Some records:
— START —

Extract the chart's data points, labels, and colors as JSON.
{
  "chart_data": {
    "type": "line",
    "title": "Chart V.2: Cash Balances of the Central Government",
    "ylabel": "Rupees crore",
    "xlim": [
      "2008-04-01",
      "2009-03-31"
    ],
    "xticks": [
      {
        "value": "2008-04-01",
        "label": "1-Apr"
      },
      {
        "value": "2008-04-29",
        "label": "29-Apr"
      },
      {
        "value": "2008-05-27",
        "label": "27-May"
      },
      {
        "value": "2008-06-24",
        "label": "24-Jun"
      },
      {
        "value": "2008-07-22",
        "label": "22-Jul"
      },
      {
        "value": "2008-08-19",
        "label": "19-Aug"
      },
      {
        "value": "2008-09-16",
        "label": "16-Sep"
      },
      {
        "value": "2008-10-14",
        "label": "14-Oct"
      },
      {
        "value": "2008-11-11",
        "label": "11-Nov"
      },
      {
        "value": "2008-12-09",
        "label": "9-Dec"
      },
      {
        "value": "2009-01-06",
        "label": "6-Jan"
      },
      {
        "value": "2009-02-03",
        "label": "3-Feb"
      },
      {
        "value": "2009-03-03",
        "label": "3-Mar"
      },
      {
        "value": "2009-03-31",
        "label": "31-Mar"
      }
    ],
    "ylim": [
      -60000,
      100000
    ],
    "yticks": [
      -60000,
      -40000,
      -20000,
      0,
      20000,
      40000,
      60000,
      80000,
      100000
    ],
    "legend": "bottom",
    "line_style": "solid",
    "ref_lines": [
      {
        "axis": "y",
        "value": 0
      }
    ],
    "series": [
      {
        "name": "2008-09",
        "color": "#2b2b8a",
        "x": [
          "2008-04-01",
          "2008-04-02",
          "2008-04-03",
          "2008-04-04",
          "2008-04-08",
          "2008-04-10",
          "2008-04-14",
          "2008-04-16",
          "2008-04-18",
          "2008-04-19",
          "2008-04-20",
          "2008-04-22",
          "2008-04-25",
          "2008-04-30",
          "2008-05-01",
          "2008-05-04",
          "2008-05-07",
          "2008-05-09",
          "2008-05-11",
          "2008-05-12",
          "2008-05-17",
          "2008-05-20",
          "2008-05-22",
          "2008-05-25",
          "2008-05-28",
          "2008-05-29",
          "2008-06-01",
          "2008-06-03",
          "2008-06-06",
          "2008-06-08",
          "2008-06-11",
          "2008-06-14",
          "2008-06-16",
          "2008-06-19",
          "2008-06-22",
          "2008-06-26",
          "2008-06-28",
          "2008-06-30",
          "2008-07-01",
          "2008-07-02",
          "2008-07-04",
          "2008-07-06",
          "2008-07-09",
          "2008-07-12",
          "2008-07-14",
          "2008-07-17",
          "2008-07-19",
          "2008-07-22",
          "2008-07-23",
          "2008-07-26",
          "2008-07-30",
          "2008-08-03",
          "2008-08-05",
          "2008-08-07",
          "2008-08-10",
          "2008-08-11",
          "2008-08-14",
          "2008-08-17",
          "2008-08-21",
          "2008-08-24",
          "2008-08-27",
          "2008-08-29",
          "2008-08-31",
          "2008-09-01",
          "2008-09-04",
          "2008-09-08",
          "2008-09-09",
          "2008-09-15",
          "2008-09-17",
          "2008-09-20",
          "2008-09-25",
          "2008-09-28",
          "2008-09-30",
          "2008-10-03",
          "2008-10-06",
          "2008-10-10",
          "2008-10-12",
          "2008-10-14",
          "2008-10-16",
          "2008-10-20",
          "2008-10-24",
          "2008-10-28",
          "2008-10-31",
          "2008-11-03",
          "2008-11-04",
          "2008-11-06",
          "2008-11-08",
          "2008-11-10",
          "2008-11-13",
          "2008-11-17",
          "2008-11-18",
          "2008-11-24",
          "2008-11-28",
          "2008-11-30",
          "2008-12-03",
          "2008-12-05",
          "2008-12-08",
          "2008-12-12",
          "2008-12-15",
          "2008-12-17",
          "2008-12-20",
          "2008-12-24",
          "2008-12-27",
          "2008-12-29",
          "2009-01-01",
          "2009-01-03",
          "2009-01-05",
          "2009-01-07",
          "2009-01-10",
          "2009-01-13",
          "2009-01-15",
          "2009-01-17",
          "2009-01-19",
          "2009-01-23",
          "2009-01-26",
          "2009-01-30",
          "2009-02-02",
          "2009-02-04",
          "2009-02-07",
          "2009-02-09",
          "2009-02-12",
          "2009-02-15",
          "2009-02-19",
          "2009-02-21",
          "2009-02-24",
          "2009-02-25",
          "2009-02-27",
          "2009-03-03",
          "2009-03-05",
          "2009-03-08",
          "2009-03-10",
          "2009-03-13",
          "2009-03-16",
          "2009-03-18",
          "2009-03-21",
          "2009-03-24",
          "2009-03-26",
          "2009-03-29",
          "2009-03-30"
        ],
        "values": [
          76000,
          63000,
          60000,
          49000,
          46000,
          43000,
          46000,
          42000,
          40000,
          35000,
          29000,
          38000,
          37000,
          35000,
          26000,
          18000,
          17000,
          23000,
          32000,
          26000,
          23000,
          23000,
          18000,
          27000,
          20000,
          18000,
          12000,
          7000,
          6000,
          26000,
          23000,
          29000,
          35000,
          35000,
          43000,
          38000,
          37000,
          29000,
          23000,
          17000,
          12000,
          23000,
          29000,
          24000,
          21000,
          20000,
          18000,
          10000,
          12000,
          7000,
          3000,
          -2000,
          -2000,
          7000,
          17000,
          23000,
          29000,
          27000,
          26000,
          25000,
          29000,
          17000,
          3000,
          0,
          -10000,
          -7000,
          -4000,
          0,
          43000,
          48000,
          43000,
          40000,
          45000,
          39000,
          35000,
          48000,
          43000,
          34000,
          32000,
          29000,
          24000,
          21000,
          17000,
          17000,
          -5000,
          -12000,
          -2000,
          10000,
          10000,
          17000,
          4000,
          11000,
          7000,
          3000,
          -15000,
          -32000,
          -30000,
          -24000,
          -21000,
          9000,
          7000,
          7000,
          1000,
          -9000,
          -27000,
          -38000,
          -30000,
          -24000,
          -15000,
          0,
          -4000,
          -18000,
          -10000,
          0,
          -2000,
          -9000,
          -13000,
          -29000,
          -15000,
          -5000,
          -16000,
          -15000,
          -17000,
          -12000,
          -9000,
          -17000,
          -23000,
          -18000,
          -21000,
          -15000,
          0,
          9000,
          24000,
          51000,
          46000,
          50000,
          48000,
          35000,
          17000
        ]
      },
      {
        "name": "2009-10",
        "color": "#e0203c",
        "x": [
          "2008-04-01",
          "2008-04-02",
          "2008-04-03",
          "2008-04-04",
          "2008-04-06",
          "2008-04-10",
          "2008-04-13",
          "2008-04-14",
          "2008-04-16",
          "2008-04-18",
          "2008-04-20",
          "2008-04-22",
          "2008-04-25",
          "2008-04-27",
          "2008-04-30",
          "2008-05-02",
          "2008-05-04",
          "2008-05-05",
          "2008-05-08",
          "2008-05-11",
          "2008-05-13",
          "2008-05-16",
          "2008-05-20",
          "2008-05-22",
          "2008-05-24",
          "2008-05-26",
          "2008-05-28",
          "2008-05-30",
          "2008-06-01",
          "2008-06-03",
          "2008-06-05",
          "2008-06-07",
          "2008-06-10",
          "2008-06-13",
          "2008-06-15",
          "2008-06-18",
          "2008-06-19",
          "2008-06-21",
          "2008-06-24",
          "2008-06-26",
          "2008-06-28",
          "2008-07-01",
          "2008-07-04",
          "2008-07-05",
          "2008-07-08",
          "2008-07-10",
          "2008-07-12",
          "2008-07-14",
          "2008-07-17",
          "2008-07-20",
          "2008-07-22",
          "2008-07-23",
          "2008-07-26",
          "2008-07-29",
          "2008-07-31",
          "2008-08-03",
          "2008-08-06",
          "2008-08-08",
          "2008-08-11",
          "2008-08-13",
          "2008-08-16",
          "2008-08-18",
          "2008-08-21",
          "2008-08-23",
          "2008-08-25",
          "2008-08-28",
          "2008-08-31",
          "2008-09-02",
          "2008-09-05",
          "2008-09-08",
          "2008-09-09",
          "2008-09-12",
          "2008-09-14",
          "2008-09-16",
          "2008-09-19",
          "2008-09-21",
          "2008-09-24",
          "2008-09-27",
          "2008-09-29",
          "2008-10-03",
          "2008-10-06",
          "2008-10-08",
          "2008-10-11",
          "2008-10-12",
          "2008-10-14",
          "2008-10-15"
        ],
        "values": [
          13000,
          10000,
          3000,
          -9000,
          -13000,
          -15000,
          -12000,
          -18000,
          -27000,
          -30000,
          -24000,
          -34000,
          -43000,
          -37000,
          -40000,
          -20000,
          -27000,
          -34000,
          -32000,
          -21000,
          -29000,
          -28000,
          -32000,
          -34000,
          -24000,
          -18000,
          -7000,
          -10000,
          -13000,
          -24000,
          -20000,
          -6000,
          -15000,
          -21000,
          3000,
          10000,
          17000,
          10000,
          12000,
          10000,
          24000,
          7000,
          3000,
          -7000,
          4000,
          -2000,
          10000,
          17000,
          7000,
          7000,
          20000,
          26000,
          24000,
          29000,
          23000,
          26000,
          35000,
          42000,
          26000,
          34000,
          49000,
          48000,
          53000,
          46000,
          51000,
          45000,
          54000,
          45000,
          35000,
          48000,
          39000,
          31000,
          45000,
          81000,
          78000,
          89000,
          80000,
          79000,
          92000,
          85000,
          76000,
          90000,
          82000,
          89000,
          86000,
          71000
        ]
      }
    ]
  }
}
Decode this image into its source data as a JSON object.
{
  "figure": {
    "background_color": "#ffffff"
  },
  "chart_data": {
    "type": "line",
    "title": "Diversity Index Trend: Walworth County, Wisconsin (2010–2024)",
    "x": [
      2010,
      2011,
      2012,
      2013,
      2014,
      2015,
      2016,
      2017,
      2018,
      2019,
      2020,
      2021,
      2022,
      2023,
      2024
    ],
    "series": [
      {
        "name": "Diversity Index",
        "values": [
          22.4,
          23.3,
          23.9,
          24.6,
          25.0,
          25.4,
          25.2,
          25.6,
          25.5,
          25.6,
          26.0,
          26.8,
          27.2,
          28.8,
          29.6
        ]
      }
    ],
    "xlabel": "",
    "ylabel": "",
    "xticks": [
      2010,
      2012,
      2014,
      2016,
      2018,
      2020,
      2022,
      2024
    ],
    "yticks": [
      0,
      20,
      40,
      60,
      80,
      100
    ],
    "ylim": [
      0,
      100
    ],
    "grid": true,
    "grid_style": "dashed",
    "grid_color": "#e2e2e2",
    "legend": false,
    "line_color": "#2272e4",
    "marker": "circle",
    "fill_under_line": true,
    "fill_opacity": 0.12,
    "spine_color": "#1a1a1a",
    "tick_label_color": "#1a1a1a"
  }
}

— END —

## Task to carry out
Give again only the lines starting at the one that contains "Decode this image" and running to the end of the data.

## Exercise solution
Decode this image into its source data as a JSON object.
{
  "figure": {
    "background_color": "#ffffff"
  },
  "chart_data": {
    "type": "line",
    "title": "Diversity Index Trend: Walworth County, Wisconsin (2010–2024)",
    "x": [
      2010,
      2011,
      2012,
      2013,
      2014,
      2015,
      2016,
      2017,
      2018,
      2019,
      2020,
      2021,
      2022,
      2023,
      2024
    ],
    "series": [
      {
        "name": "Diversity Index",
        "values": [
          22.4,
          23.3,
          23.9,
          24.6,
          25.0,
          25.4,
          25.2,
          25.6,
          25.5,
          25.6,
          26.0,
          26.8,
          27.2,
          28.8,
          29.6
        ]
      }
    ],
    "xlabel": "",
    "ylabel": "",
    "xticks": [
      2010,
      2012,
      2014,
      2016,
      2018,
      2020,
      2022,
      2024
    ],
    "yticks": [
      0,
      20,
      40,
      60,
      80,
      100
    ],
    "ylim": [
      0,
      100
    ],
    "grid": true,
    "grid_style": "dashed",
    "grid_color": "#e2e2e2",
    "legend": false,
    "line_color": "#2272e4",
    "marker": "circle",
    "fill_under_line": true,
    "fill_opacity": 0.12,
    "spine_color": "#1a1a1a",
    "tick_label_color": "#1a1a1a"
  }
}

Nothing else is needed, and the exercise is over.